- [DIRECTIONS]
Pick out and copy every line below that has the word "history".

-=-=-

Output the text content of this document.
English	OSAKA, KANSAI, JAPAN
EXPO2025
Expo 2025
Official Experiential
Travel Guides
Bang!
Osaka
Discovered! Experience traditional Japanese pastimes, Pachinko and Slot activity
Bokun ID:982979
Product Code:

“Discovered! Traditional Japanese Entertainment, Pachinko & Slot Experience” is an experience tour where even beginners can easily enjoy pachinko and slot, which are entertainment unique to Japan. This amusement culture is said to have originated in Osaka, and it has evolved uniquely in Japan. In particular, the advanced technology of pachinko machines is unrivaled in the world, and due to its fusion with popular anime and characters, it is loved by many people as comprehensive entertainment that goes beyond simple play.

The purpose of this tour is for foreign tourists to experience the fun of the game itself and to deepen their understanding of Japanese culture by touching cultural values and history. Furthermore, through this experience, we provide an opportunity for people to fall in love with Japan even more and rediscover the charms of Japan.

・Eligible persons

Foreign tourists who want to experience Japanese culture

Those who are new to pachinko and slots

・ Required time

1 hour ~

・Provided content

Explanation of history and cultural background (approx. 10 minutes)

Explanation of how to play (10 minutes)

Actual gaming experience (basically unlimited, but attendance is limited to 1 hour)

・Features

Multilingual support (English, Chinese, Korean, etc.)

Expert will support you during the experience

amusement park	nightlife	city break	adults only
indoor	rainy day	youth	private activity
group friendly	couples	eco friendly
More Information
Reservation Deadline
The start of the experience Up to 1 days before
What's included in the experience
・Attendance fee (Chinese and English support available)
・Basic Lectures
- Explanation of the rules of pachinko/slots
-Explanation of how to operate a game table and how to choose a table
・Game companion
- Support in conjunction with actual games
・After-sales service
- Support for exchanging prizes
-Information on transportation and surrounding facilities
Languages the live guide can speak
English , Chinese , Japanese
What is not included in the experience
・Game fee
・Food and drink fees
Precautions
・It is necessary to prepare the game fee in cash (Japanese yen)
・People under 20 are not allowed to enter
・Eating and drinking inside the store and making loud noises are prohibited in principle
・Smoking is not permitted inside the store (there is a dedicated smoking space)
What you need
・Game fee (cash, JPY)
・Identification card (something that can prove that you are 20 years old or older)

-=-=-

- [RESPONSE BELOW]
The purpose of this tour is for foreign tourists to experience the fun of the game itself and to deepen their understanding of Japanese culture by touching cultural values and history. Furthermore, through this experience, we provide an opportunity for people to fall in love with Japan even more and rediscover the charms of Japan.
Explanation of history and cultural background (approx. 10 minutes)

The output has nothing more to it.